::: KUTIPAN :::

Pertunjukan dimulai. Dua punakawan, Malen (Tualen) dan Wana (di Bali Selatan disebut Merdah), memasuki arena. Tualen yang bertubuh gemuk dan Wana yang kurus, dua-duanya berwajah jenaka, namun juga seperti dua orang tua bijak yang sekaligus konyol—gambaran punakawan yang umum digunakan dalam cerita pewayangan, sebagaimana Semar, Gareng, Petruk, dan Bagong dalam cerita pewayangan di Jawa.
Tualen dan Wana menari-nari kecil mengintari panggung pertunjukan yang dirubung penoton. Mereka berdialog, meski tak seorang pun mengerti apa yang dikatakan. Selain karena pelan, kalah dengan ramai di sekitarnya, bahasa yang digunakan juga tak mudah dipahami. Mereka menggunakan bahasa Kawi.
Tak lama setelah dua abdi kesatria Ayodhya itu menari-nari kecil dengan gestur konyol dan mengundang gelak, tiga kesatria memasuki arena pertunjukan. Tualen dan Wana menghaturkan sembah.
Ialah Rama dari Ayodhya, dengan simbol topeng berwarna hijau, mahkota, dan pernak-pernik mewah, menari dengan angun, berwibawa, dan tampak bijaksana. Sama halnya dengan Tualen dan Wana, Rama juga berbicara menggunakan bahasa manusia yang hidup di masa lalu yang jauh itu.
Di tempat penonton, sambil berdiri dan berdesakan, seorang ibu bertanya, setengah berbisik, kepada anaknya yang juga berdiri di dekatnya. “Dialah Rama. Kalau sudah besar, kamu mau belajar menarikannya?”
Sambil menyedot minuman rasa-rasa yang mengandung aspartam, si anak—yang mungkin baru berumur lima tahunan—tak menanggapinya. Barangkali si anak tak paham maksud ibunya. Mungkin pertanyaan itu masih gelap bagi anak seusianya. Atau si anak justru memiliki ketertarikan yang lain?

::: BARIS DATA :::

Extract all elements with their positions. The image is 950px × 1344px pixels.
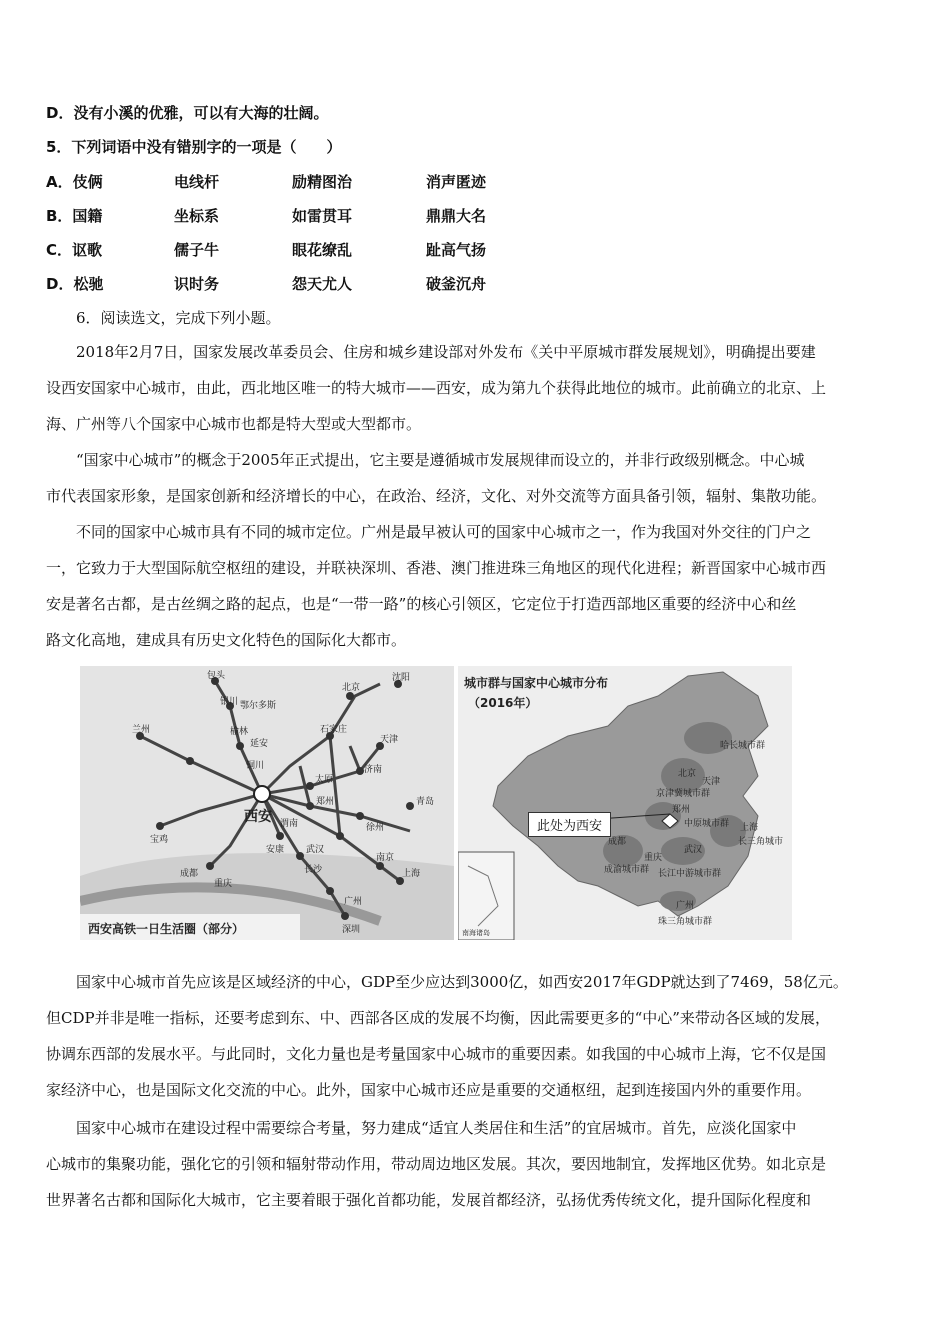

:::

* TUJUAN: Dalam kutipan tentang pertunjukan Tualen dan Wana, bahasa apa yang digunakan kedua punakawan itu saat berdialog? Data tersebut merupakan bahan tersendiri yang terpisah dari kutipan.

* JAWABAN: Bahasa Kawi.